======== Rows ========

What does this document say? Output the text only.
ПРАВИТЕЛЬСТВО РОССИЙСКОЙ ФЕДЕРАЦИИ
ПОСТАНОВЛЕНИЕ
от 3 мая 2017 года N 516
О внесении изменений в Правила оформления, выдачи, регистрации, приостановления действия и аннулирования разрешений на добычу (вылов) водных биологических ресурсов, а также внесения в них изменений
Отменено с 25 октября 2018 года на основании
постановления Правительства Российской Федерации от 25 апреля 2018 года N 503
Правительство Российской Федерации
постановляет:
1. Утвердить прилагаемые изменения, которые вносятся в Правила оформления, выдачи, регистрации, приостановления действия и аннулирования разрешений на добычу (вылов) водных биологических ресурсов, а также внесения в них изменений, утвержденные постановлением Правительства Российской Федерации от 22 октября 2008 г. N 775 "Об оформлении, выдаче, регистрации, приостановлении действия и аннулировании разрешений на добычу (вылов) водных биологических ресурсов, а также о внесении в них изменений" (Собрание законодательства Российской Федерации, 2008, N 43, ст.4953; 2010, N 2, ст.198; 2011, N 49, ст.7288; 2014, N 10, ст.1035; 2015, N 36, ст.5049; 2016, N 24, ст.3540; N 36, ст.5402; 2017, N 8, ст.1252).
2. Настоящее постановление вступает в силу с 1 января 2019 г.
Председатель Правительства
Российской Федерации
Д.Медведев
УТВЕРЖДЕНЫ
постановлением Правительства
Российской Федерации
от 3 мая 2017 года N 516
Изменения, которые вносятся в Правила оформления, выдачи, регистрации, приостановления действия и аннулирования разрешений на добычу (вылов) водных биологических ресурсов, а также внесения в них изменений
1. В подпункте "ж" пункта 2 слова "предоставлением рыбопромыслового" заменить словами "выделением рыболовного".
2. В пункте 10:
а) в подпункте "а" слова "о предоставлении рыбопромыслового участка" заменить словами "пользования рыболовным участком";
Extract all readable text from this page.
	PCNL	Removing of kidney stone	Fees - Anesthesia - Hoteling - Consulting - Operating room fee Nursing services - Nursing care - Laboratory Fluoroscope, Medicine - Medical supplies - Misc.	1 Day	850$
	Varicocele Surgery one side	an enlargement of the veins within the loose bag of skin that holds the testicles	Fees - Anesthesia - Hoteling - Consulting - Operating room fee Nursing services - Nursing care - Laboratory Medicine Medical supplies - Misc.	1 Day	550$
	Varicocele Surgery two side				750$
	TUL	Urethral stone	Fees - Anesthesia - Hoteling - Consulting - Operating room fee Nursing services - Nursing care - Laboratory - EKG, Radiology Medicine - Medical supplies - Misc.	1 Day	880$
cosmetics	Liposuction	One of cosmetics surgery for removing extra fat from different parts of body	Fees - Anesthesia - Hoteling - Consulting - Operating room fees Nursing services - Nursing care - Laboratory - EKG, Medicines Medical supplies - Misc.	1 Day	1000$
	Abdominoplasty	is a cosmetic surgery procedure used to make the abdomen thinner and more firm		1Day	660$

========

> [What to produce]: Repeat all of the records above exactly as they appear.

> [Written response]:
What does this document say? Output the text only.
ПРАВИТЕЛЬСТВО РОССИЙСКОЙ ФЕДЕРАЦИИ
ПОСТАНОВЛЕНИЕ
от 3 мая 2017 года N 516
О внесении изменений в Правила оформления, выдачи, регистрации, приостановления действия и аннулирования разрешений на добычу (вылов) водных биологических ресурсов, а также внесения в них изменений
Отменено с 25 октября 2018 года на основании
постановления Правительства Российской Федерации от 25 апреля 2018 года N 503
Правительство Российской Федерации
постановляет:
1. Утвердить прилагаемые изменения, которые вносятся в Правила оформления, выдачи, регистрации, приостановления действия и аннулирования разрешений на добычу (вылов) водных биологических ресурсов, а также внесения в них изменений, утвержденные постановлением Правительства Российской Федерации от 22 октября 2008 г. N 775 "Об оформлении, выдаче, регистрации, приостановлении действия и аннулировании разрешений на добычу (вылов) водных биологических ресурсов, а также о внесении в них изменений" (Собрание законодательства Российской Федерации, 2008, N 43, ст.4953; 2010, N 2, ст.198; 2011, N 49, ст.7288; 2014, N 10, ст.1035; 2015, N 36, ст.5049; 2016, N 24, ст.3540; N 36, ст.5402; 2017, N 8, ст.1252).
2. Настоящее постановление вступает в силу с 1 января 2019 г.
Председатель Правительства
Российской Федерации
Д.Медведев
УТВЕРЖДЕНЫ
постановлением Правительства
Российской Федерации
от 3 мая 2017 года N 516
Изменения, которые вносятся в Правила оформления, выдачи, регистрации, приостановления действия и аннулирования разрешений на добычу (вылов) водных биологических ресурсов, а также внесения в них изменений
1. В подпункте "ж" пункта 2 слова "предоставлением рыбопромыслового" заменить словами "выделением рыболовного".
2. В пункте 10:
а) в подпункте "а" слова "о предоставлении рыбопромыслового участка" заменить словами "пользования рыболовным участком";
Extract all readable text from this page.
	PCNL	Removing of kidney stone	Fees - Anesthesia - Hoteling - Consulting - Operating room fee Nursing services - Nursing care - Laboratory Fluoroscope, Medicine - Medical supplies - Misc.	1 Day	850$
	Varicocele Surgery one side	an enlargement of the veins within the loose bag of skin that holds the testicles	Fees - Anesthesia - Hoteling - Consulting - Operating room fee Nursing services - Nursing care - Laboratory Medicine Medical supplies - Misc.	1 Day	550$
	Varicocele Surgery two side				750$
	TUL	Urethral stone	Fees - Anesthesia - Hoteling - Consulting - Operating room fee Nursing services - Nursing care - Laboratory - EKG, Radiology Medicine - Medical supplies - Misc.	1 Day	880$
cosmetics	Liposuction	One of cosmetics surgery for removing extra fat from different parts of body	Fees - Anesthesia - Hoteling - Consulting - Operating room fees Nursing services - Nursing care - Laboratory - EKG, Medicines Medical supplies - Misc.	1 Day	1000$
	Abdominoplasty	is a cosmetic surgery procedure used to make the abdomen thinner and more firm		1Day	660$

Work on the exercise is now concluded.